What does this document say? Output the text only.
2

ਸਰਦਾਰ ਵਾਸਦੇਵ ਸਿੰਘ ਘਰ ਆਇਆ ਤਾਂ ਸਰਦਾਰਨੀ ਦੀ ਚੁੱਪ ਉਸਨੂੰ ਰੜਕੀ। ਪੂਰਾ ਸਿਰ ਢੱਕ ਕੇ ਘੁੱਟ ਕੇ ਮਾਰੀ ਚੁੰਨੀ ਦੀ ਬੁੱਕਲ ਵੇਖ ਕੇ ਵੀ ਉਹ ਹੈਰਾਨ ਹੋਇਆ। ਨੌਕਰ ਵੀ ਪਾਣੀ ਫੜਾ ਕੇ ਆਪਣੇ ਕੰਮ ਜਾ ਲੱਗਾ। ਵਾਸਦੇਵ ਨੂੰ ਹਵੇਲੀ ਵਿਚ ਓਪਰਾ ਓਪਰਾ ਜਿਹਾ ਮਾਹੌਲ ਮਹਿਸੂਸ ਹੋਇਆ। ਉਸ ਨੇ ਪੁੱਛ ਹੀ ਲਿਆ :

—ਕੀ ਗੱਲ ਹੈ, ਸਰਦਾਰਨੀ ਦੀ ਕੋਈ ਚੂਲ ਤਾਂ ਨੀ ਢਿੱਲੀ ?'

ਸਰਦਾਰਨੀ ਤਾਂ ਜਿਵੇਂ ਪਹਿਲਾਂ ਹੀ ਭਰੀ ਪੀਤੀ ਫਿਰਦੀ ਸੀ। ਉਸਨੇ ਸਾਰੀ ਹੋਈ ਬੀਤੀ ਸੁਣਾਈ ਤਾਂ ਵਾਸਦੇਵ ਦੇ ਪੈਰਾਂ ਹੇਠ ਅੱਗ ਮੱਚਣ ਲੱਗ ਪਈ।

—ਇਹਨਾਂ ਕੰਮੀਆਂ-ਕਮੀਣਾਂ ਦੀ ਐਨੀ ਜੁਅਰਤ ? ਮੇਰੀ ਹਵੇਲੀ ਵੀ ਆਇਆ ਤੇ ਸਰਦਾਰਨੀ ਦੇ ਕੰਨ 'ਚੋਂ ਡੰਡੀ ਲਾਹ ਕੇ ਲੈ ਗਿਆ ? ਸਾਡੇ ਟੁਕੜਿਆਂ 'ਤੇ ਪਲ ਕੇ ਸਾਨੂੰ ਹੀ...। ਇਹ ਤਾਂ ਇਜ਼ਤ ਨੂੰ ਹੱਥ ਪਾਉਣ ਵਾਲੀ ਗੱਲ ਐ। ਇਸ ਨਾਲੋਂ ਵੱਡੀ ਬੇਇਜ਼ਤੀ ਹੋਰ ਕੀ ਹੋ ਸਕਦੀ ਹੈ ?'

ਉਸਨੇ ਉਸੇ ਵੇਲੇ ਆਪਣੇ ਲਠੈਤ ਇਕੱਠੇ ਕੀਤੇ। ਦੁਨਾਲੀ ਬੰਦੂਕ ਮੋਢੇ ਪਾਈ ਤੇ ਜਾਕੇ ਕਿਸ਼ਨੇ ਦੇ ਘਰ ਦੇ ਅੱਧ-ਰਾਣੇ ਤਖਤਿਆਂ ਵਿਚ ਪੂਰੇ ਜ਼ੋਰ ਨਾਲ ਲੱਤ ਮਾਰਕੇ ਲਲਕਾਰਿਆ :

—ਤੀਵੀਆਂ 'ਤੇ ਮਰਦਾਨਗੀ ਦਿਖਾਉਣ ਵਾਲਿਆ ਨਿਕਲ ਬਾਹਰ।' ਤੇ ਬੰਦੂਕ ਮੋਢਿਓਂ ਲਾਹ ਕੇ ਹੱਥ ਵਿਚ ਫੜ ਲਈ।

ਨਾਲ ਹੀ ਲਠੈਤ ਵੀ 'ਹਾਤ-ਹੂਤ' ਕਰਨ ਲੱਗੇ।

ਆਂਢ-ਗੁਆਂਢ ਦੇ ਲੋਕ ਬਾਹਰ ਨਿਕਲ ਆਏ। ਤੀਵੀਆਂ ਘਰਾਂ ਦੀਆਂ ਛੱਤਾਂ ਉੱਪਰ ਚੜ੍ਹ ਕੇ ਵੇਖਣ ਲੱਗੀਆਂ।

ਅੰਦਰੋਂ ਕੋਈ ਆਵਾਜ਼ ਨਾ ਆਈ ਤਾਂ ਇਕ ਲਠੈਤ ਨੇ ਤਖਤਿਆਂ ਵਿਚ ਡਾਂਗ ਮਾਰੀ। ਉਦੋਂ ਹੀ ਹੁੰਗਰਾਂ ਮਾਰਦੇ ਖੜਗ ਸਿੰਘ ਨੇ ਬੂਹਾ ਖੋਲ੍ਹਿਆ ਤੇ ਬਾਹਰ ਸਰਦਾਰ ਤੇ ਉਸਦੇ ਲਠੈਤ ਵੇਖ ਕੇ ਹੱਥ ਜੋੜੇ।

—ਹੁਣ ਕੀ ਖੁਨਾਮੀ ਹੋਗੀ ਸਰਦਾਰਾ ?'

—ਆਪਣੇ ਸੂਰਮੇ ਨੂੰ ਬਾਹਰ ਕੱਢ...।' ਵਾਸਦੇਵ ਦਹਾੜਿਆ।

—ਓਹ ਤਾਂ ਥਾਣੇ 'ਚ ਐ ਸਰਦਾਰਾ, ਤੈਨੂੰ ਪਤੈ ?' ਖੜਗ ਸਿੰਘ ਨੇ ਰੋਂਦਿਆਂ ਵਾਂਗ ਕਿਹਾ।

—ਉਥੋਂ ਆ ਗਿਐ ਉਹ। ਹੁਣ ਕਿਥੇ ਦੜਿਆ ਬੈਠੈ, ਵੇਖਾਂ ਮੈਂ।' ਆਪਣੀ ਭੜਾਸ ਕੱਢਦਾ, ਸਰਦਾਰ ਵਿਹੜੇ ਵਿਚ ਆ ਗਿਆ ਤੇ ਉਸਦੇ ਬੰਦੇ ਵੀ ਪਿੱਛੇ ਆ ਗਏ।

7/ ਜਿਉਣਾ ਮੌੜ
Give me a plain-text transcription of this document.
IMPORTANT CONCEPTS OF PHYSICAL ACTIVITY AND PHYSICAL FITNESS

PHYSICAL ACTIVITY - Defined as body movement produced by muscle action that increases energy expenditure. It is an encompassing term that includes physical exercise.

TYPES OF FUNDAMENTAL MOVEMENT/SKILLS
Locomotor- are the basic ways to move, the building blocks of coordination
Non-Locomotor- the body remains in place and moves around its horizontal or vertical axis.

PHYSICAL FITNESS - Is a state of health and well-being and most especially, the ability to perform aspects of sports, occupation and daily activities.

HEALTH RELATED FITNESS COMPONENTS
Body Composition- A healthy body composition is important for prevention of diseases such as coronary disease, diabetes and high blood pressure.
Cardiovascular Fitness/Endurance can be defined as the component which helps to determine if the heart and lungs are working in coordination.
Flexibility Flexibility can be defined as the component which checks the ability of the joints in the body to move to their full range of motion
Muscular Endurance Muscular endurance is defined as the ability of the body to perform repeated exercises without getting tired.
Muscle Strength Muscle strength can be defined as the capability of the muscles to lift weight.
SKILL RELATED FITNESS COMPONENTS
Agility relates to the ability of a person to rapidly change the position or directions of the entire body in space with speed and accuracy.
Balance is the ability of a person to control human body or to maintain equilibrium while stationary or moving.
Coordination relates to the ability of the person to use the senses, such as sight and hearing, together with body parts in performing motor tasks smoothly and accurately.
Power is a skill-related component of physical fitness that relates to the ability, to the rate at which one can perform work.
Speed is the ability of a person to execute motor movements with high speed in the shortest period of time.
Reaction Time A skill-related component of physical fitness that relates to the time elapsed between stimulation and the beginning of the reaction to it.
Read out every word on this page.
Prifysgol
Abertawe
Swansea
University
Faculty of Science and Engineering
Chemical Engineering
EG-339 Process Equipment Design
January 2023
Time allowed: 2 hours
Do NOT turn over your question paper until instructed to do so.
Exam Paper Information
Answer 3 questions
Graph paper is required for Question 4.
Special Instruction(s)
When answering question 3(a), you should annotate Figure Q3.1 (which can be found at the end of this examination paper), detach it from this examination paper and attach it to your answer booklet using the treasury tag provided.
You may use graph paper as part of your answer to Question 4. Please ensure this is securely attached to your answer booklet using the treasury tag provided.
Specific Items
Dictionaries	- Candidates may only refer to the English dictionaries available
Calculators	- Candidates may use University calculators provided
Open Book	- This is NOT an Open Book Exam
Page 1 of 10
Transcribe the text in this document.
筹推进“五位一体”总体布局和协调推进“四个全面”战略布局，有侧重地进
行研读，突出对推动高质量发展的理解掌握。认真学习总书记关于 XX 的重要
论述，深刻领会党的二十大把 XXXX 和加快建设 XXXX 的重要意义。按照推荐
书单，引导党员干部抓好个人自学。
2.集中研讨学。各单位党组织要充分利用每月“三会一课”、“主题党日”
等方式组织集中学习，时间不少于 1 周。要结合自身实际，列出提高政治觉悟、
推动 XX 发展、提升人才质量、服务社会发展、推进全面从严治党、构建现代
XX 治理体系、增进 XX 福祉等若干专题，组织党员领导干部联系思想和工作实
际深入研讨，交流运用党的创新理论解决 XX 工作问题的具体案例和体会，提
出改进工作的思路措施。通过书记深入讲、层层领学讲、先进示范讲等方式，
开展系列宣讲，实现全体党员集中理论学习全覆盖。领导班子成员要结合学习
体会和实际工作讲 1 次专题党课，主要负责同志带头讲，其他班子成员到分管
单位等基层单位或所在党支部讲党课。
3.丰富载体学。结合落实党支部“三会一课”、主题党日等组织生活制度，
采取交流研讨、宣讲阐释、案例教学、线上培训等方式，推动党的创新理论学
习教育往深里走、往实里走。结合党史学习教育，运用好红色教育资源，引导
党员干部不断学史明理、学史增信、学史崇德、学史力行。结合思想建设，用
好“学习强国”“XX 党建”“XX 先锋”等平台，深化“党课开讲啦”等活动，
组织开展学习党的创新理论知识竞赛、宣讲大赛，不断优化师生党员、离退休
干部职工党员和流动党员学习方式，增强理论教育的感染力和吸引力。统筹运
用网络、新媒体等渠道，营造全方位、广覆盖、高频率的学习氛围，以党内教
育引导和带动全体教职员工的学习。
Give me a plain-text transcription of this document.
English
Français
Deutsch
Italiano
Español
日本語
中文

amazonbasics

######

EXERCISE DESCRIPTION –
Set down nothing but the lines from the one with "Transcribe the text in this document." through the end of the records, keeping each line exactly as written and including both ends.

SOLUTION TO THE PROBLEM –
Transcribe the text in this document.
筹推进“五位一体”总体布局和协调推进“四个全面”战略布局，有侧重地进
行研读，突出对推动高质量发展的理解掌握。认真学习总书记关于 XX 的重要
论述，深刻领会党的二十大把 XXXX 和加快建设 XXXX 的重要意义。按照推荐
书单，引导党员干部抓好个人自学。
2.集中研讨学。各单位党组织要充分利用每月“三会一课”、“主题党日”
等方式组织集中学习，时间不少于 1 周。要结合自身实际，列出提高政治觉悟、
推动 XX 发展、提升人才质量、服务社会发展、推进全面从严治党、构建现代
XX 治理体系、增进 XX 福祉等若干专题，组织党员领导干部联系思想和工作实
际深入研讨，交流运用党的创新理论解决 XX 工作问题的具体案例和体会，提
出改进工作的思路措施。通过书记深入讲、层层领学讲、先进示范讲等方式，
开展系列宣讲，实现全体党员集中理论学习全覆盖。领导班子成员要结合学习
体会和实际工作讲 1 次专题党课，主要负责同志带头讲，其他班子成员到分管
单位等基层单位或所在党支部讲党课。
3.丰富载体学。结合落实党支部“三会一课”、主题党日等组织生活制度，
采取交流研讨、宣讲阐释、案例教学、线上培训等方式，推动党的创新理论学
习教育往深里走、往实里走。结合党史学习教育，运用好红色教育资源，引导
党员干部不断学史明理、学史增信、学史崇德、学史力行。结合思想建设，用
好“学习强国”“XX 党建”“XX 先锋”等平台，深化“党课开讲啦”等活动，
组织开展学习党的创新理论知识竞赛、宣讲大赛，不断优化师生党员、离退休
干部职工党员和流动党员学习方式，增强理论教育的感染力和吸引力。统筹运
用网络、新媒体等渠道，营造全方位、广覆盖、高频率的学习氛围，以党内教
育引导和带动全体教职员工的学习。
Give me a plain-text transcription of this document.
English
Français
Deutsch
Italiano
Español
日本語
中文

amazonbasics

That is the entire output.